What is required:
Locate all lines in the data below that hold "text" and show them.

==== Material shown ====

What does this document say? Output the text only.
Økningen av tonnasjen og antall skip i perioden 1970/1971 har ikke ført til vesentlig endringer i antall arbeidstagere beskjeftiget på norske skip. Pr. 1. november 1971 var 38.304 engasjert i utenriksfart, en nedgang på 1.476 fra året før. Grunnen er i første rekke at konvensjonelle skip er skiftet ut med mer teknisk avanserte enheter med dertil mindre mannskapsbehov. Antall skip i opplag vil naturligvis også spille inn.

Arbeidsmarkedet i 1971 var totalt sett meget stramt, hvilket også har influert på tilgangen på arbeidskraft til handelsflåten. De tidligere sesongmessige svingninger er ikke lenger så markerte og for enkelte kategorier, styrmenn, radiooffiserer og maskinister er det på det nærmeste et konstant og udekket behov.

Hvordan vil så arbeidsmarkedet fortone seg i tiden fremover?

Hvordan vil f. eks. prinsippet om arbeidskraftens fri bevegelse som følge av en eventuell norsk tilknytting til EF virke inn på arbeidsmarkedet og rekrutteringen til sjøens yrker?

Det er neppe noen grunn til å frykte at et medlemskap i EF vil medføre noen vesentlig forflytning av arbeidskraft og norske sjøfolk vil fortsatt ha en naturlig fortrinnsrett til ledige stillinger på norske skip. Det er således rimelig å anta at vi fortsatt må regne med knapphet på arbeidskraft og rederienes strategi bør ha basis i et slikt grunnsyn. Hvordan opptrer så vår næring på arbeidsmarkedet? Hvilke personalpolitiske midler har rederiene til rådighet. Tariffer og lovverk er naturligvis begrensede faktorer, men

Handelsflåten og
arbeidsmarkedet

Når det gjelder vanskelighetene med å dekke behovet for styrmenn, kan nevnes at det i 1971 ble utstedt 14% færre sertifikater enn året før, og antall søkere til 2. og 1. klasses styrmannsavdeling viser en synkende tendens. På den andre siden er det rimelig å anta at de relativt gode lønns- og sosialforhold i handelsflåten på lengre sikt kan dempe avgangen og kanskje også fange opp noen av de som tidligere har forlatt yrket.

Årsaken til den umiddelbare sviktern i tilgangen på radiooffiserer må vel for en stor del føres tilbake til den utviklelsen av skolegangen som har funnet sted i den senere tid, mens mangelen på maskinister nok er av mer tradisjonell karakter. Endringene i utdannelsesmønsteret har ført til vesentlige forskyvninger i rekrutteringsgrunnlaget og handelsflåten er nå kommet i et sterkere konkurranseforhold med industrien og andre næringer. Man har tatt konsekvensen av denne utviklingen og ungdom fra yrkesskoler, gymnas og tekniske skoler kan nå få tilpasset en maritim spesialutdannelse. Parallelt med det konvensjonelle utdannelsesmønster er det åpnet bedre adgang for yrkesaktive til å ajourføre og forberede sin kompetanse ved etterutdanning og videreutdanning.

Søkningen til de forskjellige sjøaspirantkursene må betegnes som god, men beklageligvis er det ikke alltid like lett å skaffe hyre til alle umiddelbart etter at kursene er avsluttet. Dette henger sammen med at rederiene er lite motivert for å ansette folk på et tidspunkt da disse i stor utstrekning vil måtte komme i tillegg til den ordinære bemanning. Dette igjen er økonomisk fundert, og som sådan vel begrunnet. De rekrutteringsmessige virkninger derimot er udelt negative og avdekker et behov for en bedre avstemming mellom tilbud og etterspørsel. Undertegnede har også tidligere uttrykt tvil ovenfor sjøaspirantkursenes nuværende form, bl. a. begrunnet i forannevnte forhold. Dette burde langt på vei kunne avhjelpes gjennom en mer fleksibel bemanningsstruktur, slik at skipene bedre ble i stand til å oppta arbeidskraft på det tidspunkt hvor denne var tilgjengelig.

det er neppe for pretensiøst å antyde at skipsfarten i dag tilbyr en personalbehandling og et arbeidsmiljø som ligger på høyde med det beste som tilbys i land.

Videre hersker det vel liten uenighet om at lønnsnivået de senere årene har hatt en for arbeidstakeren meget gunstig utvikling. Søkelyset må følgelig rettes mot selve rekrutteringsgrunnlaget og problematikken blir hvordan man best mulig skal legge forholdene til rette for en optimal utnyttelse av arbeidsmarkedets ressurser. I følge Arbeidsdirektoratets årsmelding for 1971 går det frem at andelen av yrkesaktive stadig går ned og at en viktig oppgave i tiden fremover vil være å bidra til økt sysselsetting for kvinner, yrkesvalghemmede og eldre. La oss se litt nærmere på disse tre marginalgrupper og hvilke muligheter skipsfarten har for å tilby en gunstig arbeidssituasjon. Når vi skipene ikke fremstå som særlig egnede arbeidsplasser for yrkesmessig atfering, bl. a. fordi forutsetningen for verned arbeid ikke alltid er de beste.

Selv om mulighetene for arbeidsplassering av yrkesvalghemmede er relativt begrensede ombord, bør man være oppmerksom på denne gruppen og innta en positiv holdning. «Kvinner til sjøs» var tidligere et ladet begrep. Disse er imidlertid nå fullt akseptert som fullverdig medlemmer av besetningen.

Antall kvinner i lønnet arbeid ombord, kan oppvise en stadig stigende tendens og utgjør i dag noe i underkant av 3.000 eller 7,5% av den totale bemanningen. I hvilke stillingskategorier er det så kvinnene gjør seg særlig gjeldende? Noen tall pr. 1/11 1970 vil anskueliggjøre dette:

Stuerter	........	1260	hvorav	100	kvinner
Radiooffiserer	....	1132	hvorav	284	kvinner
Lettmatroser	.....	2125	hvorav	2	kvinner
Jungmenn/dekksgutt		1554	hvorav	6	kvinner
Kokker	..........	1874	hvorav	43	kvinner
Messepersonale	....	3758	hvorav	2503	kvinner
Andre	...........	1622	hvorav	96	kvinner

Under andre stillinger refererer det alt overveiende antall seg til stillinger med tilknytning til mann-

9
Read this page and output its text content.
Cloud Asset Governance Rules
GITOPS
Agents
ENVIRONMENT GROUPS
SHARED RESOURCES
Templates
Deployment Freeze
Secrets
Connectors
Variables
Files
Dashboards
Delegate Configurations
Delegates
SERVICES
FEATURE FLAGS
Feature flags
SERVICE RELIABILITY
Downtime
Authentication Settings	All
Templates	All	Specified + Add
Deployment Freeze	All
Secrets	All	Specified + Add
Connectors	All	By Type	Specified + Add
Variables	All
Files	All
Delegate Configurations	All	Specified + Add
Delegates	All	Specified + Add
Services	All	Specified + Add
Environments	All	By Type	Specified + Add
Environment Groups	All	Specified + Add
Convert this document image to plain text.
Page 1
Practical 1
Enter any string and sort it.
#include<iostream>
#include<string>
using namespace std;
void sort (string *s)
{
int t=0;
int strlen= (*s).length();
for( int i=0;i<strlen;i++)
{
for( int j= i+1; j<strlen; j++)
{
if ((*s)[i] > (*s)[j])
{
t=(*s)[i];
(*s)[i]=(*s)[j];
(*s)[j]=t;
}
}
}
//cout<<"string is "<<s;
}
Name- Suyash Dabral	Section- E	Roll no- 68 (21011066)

====

Final result:
What does this document say? Output the text only.
Read this page and output its text content.
Convert this document image to plain text.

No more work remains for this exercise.